**WORK TO COMPLETE**
Go through the entries one line at a time, and gather every line that has the word "this".

**ENTRIES PROVIDED**
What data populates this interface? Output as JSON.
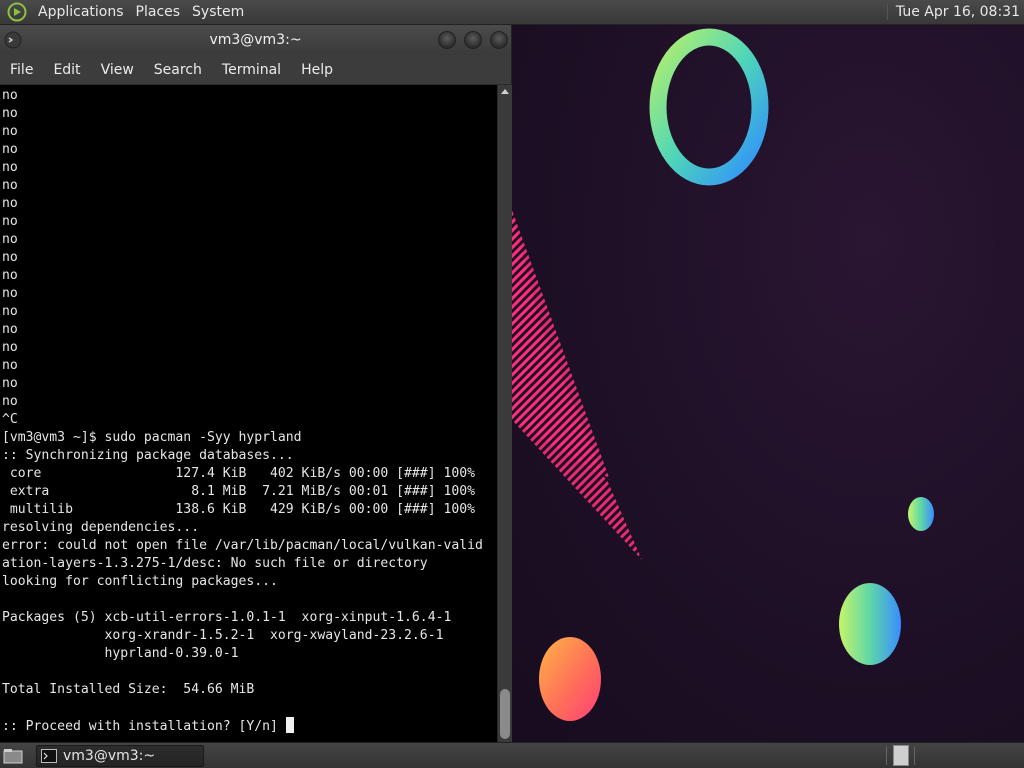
{
  "top_panel": {
    "menus": [
      "Applications",
      "Places",
      "System"
    ],
    "clock": "Tue Apr 16, 08:31"
  },
  "window": {
    "title": "vm3@vm3:~",
    "menu": [
      "File",
      "Edit",
      "View",
      "Search",
      "Terminal",
      "Help"
    ]
  },
  "terminal": {
    "lines": [
      "no",
      "no",
      "no",
      "no",
      "no",
      "no",
      "no",
      "no",
      "no",
      "no",
      "no",
      "no",
      "no",
      "no",
      "no",
      "no",
      "no",
      "no",
      "^C",
      "[vm3@vm3 ~]$ sudo pacman -Syy hyprland",
      ":: Synchronizing package databases...",
      " core                 127.4 KiB   402 KiB/s 00:00 [###] 100%",
      " extra                  8.1 MiB  7.21 MiB/s 00:01 [###] 100%",
      " multilib             138.6 KiB   429 KiB/s 00:00 [###] 100%",
      "resolving dependencies...",
      "error: could not open file /var/lib/pacman/local/vulkan-valid",
      "ation-layers-1.3.275-1/desc: No such file or directory",
      "looking for conflicting packages...",
      "",
      "Packages (5) xcb-util-errors-1.0.1-1  xorg-xinput-1.6.4-1",
      "             xorg-xrandr-1.5.2-1  xorg-xwayland-23.2.6-1",
      "             hyprland-0.39.0-1",
      "",
      "Total Installed Size:  54.66 MiB",
      ""
    ],
    "prompt": ":: Proceed with installation? [Y/n] "
  },
  "taskbar": {
    "task_label": "vm3@vm3:~"
  },
  "colors": {
    "wallpaper": "#1d0f25",
    "terminal_bg": "#000000",
    "terminal_fg": "#e6e6e6",
    "panel": "#3a3a3a"
  }
}
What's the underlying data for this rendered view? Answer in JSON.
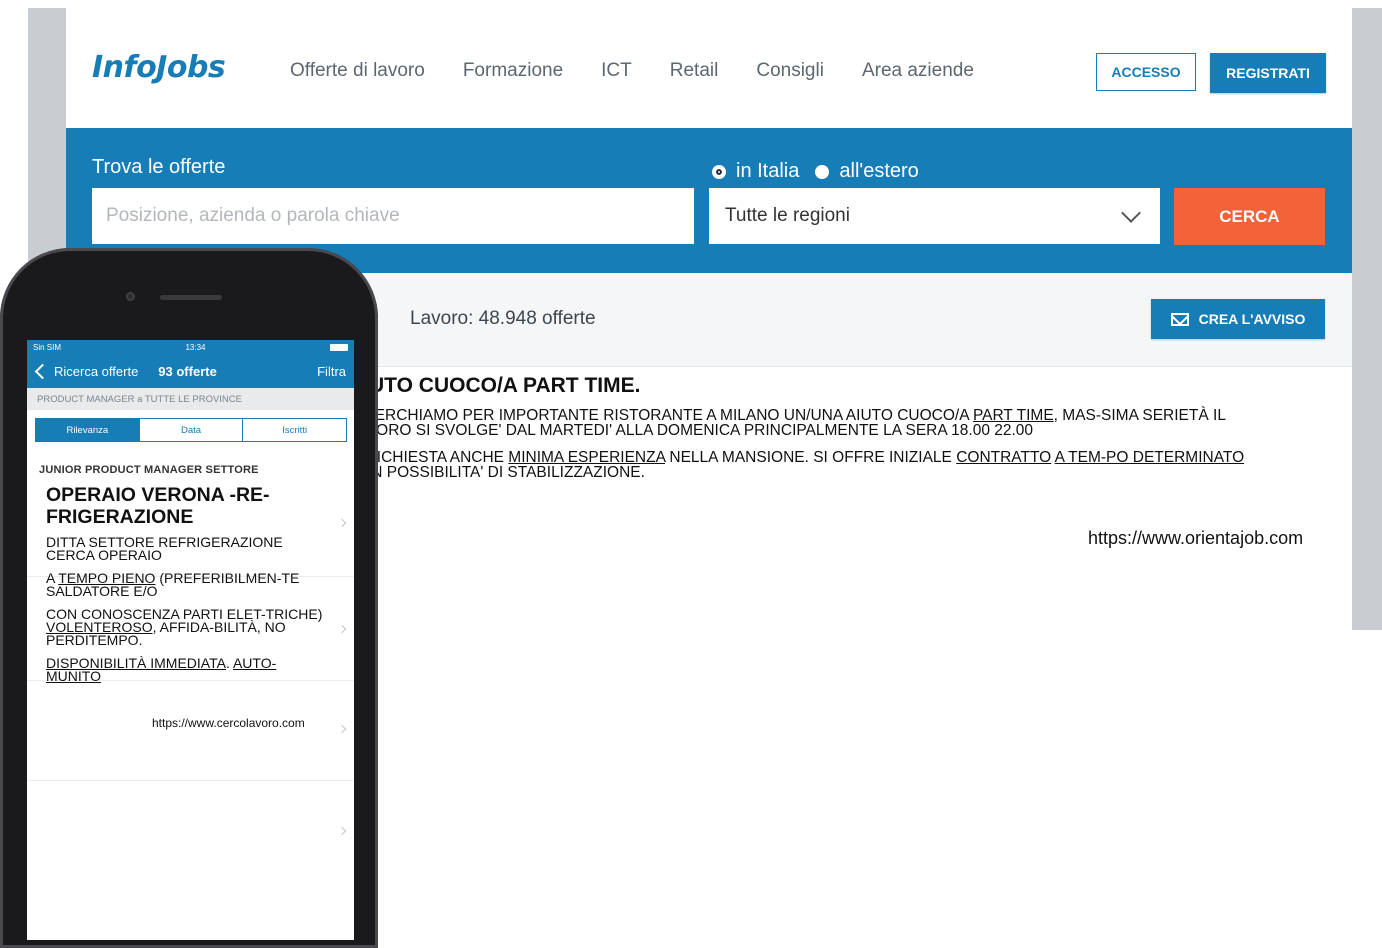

**THE RESULT**
What data populates this interface? Output as JSON.
What's the underlying data for this rendered view? Answer in JSON.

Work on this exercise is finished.